• **EXERCISE**
Quote only the lines that start at the line with "Extract all readable text from this page." and run to the end of the entries; omit the pictures.

━━ DATA LISTING ━━

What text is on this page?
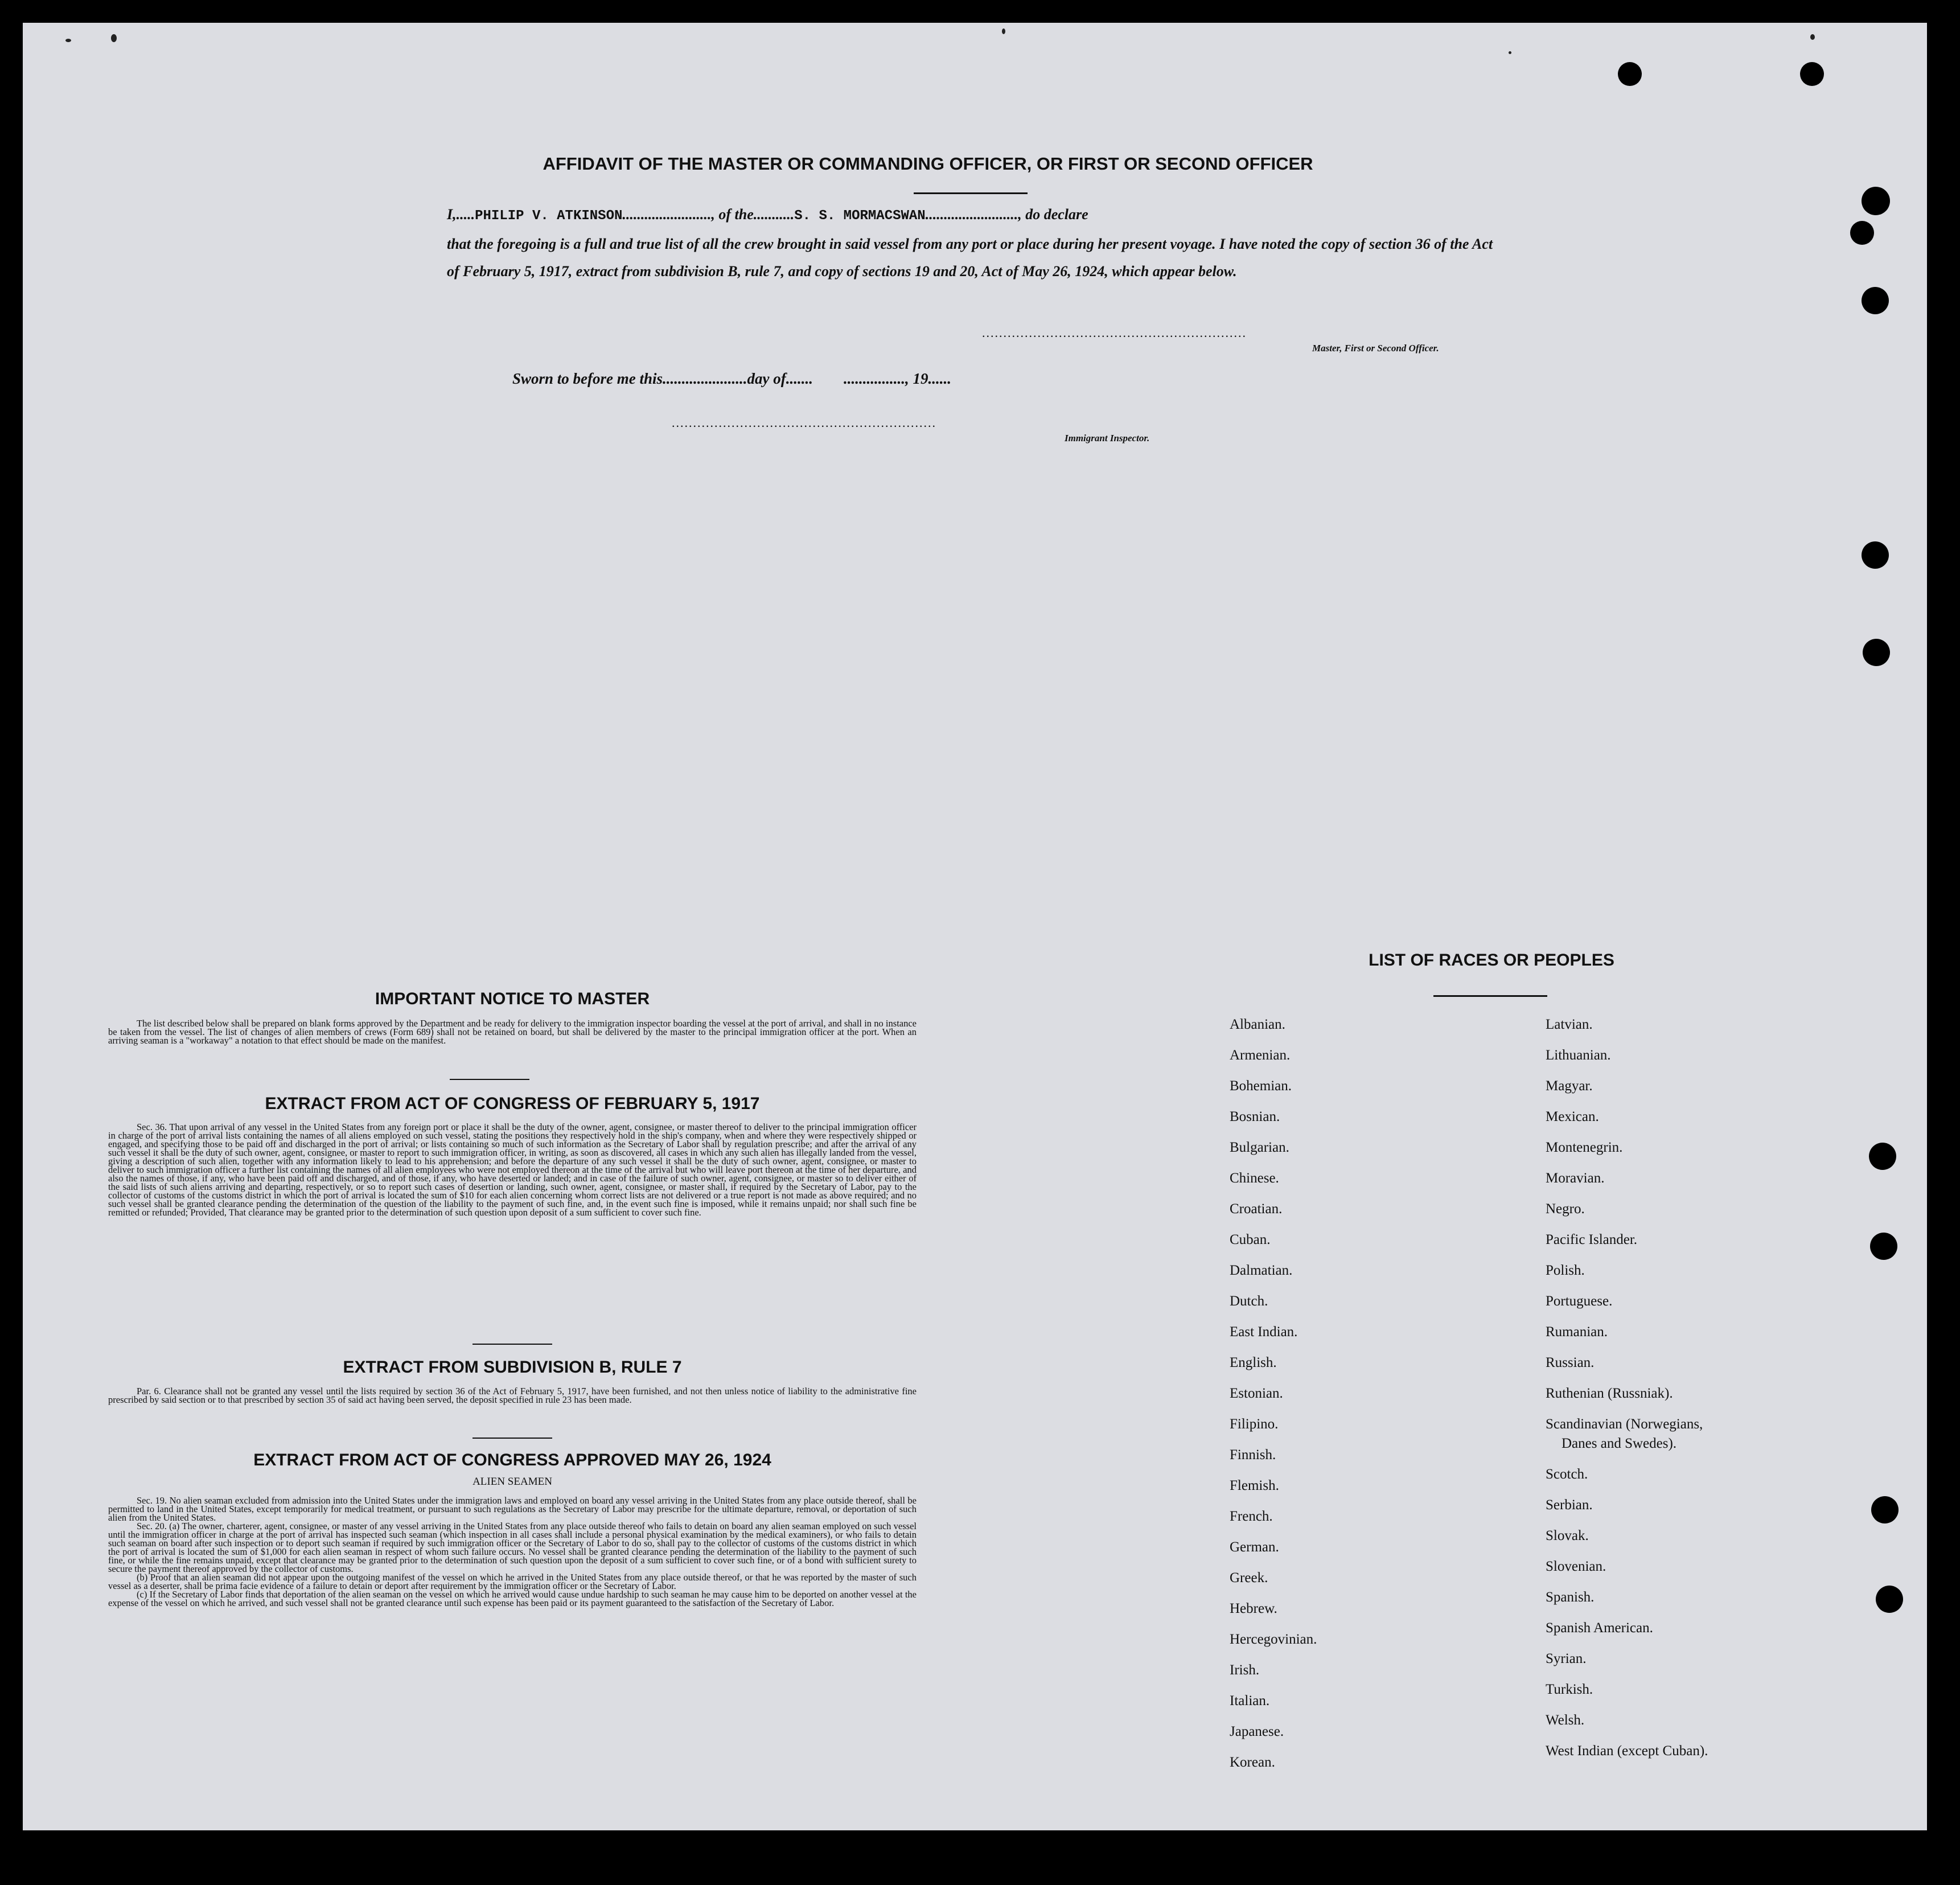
AFFIDAVIT OF THE MASTER OR COMMANDING OFFICER, OR FIRST OR SECOND OFFICER
I,.....PHILIP V. ATKINSON........................, of the...........S. S. MORMACSWAN........................., do declare
that the foregoing is a full and true list of all the crew brought in said vessel from any port or place during her present voyage. I have noted the copy of section 36 of the Act of February 5, 1917, extract from subdivision B, rule 7, and copy of sections 19 and 20, Act of May 26, 1924, which appear below.
..............................................................
Master, First or Second Officer.
Sworn to before me this......................day of.......        ................, 19......
..............................................................
Immigrant Inspector.
IMPORTANT NOTICE TO MASTER

The list described below shall be prepared on blank forms approved by the Department and be ready for delivery to the immigration inspector boarding the vessel at the port of arrival, and shall in no instance be taken from the vessel. The list of changes of alien members of crews (Form 689) shall not be retained on board, but shall be delivered by the master to the principal immigration officer at the port. When an arriving seaman is a "workaway" a notation to that effect should be made on the manifest.

EXTRACT FROM ACT OF CONGRESS OF FEBRUARY 5, 1917

Sec. 36. That upon arrival of any vessel in the United States from any foreign port or place it shall be the duty of the owner, agent, consignee, or master thereof to deliver to the principal immigration officer in charge of the port of arrival lists containing the names of all aliens employed on such vessel, stating the positions they respectively hold in the ship's company, when and where they were respectively shipped or engaged, and specifying those to be paid off and discharged in the port of arrival; or lists containing so much of such information as the Secretary of Labor shall by regulation prescribe; and after the arrival of any such vessel it shall be the duty of such owner, agent, consignee, or master to report to such immigration officer, in writing, as soon as discovered, all cases in which any such alien has illegally landed from the vessel, giving a description of such alien, together with any information likely to lead to his apprehension; and before the departure of any such vessel it shall be the duty of such owner, agent, consignee, or master to deliver to such immigration officer a further list containing the names of all alien employees who were not employed thereon at the time of the arrival but who will leave port thereon at the time of her departure, and also the names of those, if any, who have been paid off and discharged, and of those, if any, who have deserted or landed; and in case of the failure of such owner, agent, consignee, or master so to deliver either of the said lists of such aliens arriving and departing, respectively, or so to report such cases of desertion or landing, such owner, agent, consignee, or master shall, if required by the Secretary of Labor, pay to the collector of customs of the customs district in which the port of arrival is located the sum of $10 for each alien concerning whom correct lists are not delivered or a true report is not made as above required; and no such vessel shall be granted clearance pending the determination of the question of the liability to the payment of such fine, and, in the event such fine is imposed, while it remains unpaid; nor shall such fine be remitted or refunded; Provided, That clearance may be granted prior to the determination of such question upon deposit of a sum sufficient to cover such fine.

EXTRACT FROM SUBDIVISION B, RULE 7

Par. 6. Clearance shall not be granted any vessel until the lists required by section 36 of the Act of February 5, 1917, have been furnished, and not then unless notice of liability to the administrative fine prescribed by said section or to that prescribed by section 35 of said act having been served, the deposit specified in rule 23 has been made.

EXTRACT FROM ACT OF CONGRESS APPROVED MAY 26, 1924
ALIEN SEAMEN

Sec. 19. No alien seaman excluded from admission into the United States under the immigration laws and employed on board any vessel arriving in the United States from any place outside thereof, shall be permitted to land in the United States, except temporarily for medical treatment, or pursuant to such regulations as the Secretary of Labor may prescribe for the ultimate departure, removal, or deportation of such alien from the United States.

Sec. 20. (a) The owner, charterer, agent, consignee, or master of any vessel arriving in the United States from any place outside thereof who fails to detain on board any alien seaman employed on such vessel until the immigration officer in charge at the port of arrival has inspected such seaman (which inspection in all cases shall include a personal physical examination by the medical examiners), or who fails to detain such seaman on board after such inspection or to deport such seaman if required by such immigration officer or the Secretary of Labor to do so, shall pay to the collector of customs of the customs district in which the port of arrival is located the sum of $1,000 for each alien seaman in respect of whom such failure occurs. No vessel shall be granted clearance pending the determination of the liability to the payment of such fine, or while the fine remains unpaid, except that clearance may be granted prior to the determination of such question upon the deposit of a sum sufficient to cover such fine, or of a bond with sufficient surety to secure the payment thereof approved by the collector of customs.

(b) Proof that an alien seaman did not appear upon the outgoing manifest of the vessel on which he arrived in the United States from any place outside thereof, or that he was reported by the master of such vessel as a deserter, shall be prima facie evidence of a failure to detain or deport after requirement by the immigration officer or the Secretary of Labor.

(c) If the Secretary of Labor finds that deportation of the alien seaman on the vessel on which he arrived would cause undue hardship to such seaman he may cause him to be deported on another vessel at the expense of the vessel on which he arrived, and such vessel shall not be granted clearance until such expense has been paid or its payment guaranteed to the satisfaction of the Secretary of Labor.

LIST OF RACES OR PEOPLES
Albanian.
Armenian.
Bohemian.
Bosnian.
Bulgarian.
Chinese.
Croatian.
Cuban.
Dalmatian.
Dutch.
East Indian.
English.
Estonian.
Filipino.
Finnish.
Flemish.
French.
German.
Greek.
Hebrew.
Hercegovinian.
Irish.
Italian.
Japanese.
Korean.
Latvian.
Lithuanian.
Magyar.
Mexican.
Montenegrin.
Moravian.
Negro.
Pacific Islander.
Polish.
Portuguese.
Rumanian.
Russian.
Ruthenian (Russniak).
Scandinavian (Norwegians,
Danes and Swedes).
Scotch.
Serbian.
Slovak.
Slovenian.
Spanish.
Spanish American.
Syrian.
Turkish.
Welsh.
West Indian (except Cuban).
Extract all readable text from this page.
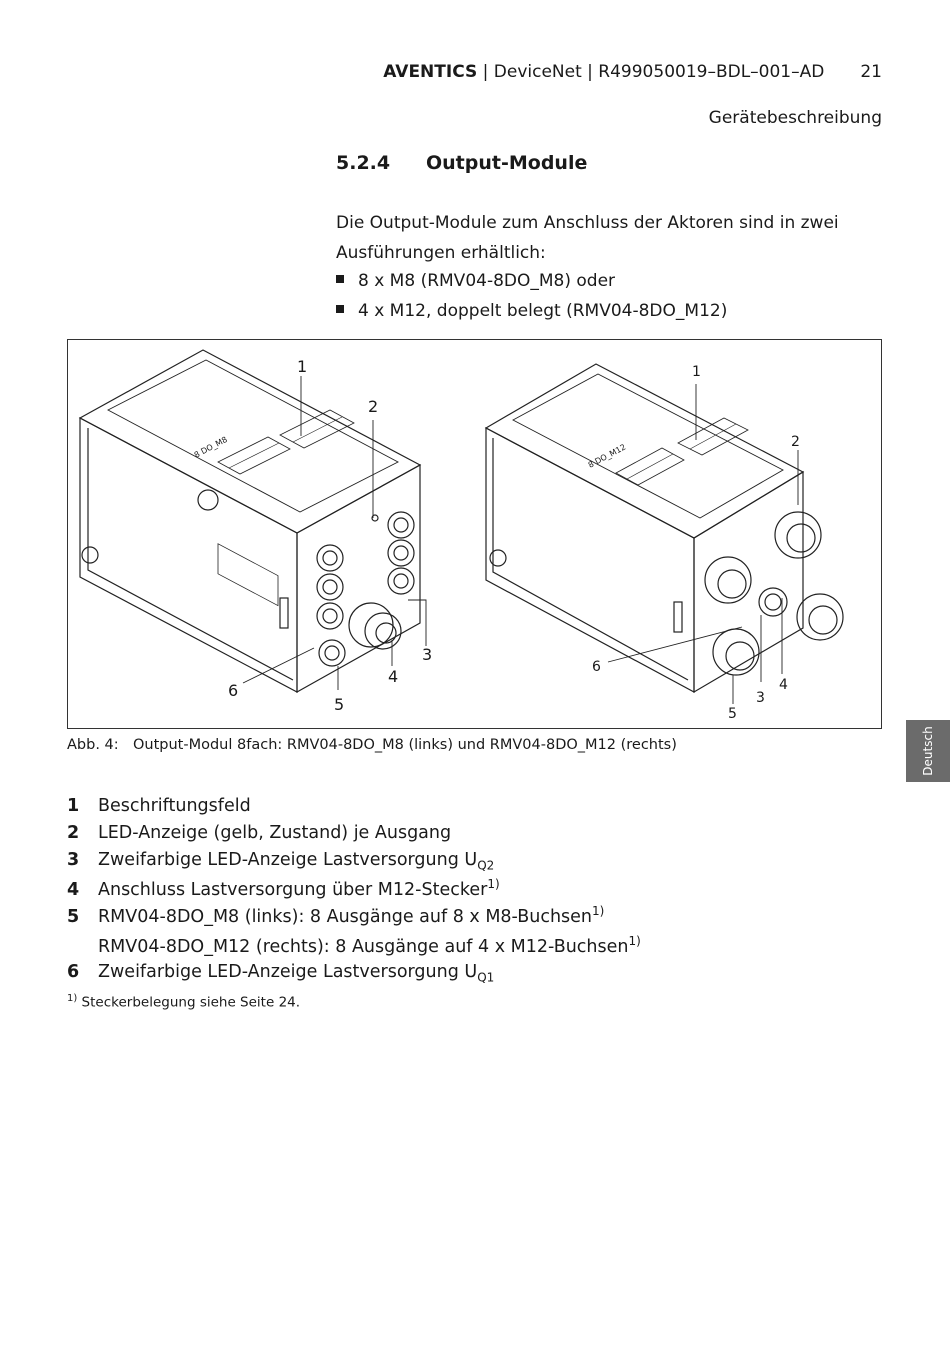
AVENTICS | DeviceNet | R499050019–BDL–001–AD 21
Gerätebeschreibung
5.2.4 Output-Module
Die Output-Module zum Anschluss der Aktoren sind in zwei Ausführungen erhältlich:
8 x M8 (RMV04-8DO_M8) oder
4 x M12, doppelt belegt (RMV04-8DO_M12)
8 DO_M8	8 DO_M12
1
2
3
4
5
6
1
2
3
4
5
6
Abb. 4: Output-Modul 8fach: RMV04-8DO_M8 (links) und RMV04-8DO_M12 (rechts)
1 Beschriftungsfeld
2 LED-Anzeige (gelb, Zustand) je Ausgang
3 Zweifarbige LED-Anzeige Lastversorgung $U_{Q2}$
4 Anschluss Lastversorgung über M12-Stecker$^{1)}$
5 RMV04-8DO_M8 (links): 8 Ausgänge auf 8 x M8-Buchsen$^{1)}$
RMV04-8DO_M12 (rechts): 8 Ausgänge auf 4 x M12-Buchsen$^{1)}$
6 Zweifarbige LED-Anzeige Lastversorgung $U_{Q1}$
$^{1)}$ Steckerbelegung siehe Seite 24.
Deutsch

━━━

• **SOLUTION TO THIS EXERCISE**
Extract all readable text from this page.
AVENTICS | DeviceNet | R499050019–BDL–001–AD 21
Gerätebeschreibung
5.2.4 Output-Module
Die Output-Module zum Anschluss der Aktoren sind in zwei Ausführungen erhältlich:
8 x M8 (RMV04-8DO_M8) oder
4 x M12, doppelt belegt (RMV04-8DO_M12)
8 DO_M8	8 DO_M12
1
2
3
4
5
6
1
2
3
4
5
6
Abb. 4: Output-Modul 8fach: RMV04-8DO_M8 (links) und RMV04-8DO_M12 (rechts)
1 Beschriftungsfeld
2 LED-Anzeige (gelb, Zustand) je Ausgang
3 Zweifarbige LED-Anzeige Lastversorgung $U_{Q2}$
4 Anschluss Lastversorgung über M12-Stecker$^{1)}$
5 RMV04-8DO_M8 (links): 8 Ausgänge auf 8 x M8-Buchsen$^{1)}$
RMV04-8DO_M12 (rechts): 8 Ausgänge auf 4 x M12-Buchsen$^{1)}$
6 Zweifarbige LED-Anzeige Lastversorgung $U_{Q1}$
$^{1)}$ Steckerbelegung siehe Seite 24.
Deutsch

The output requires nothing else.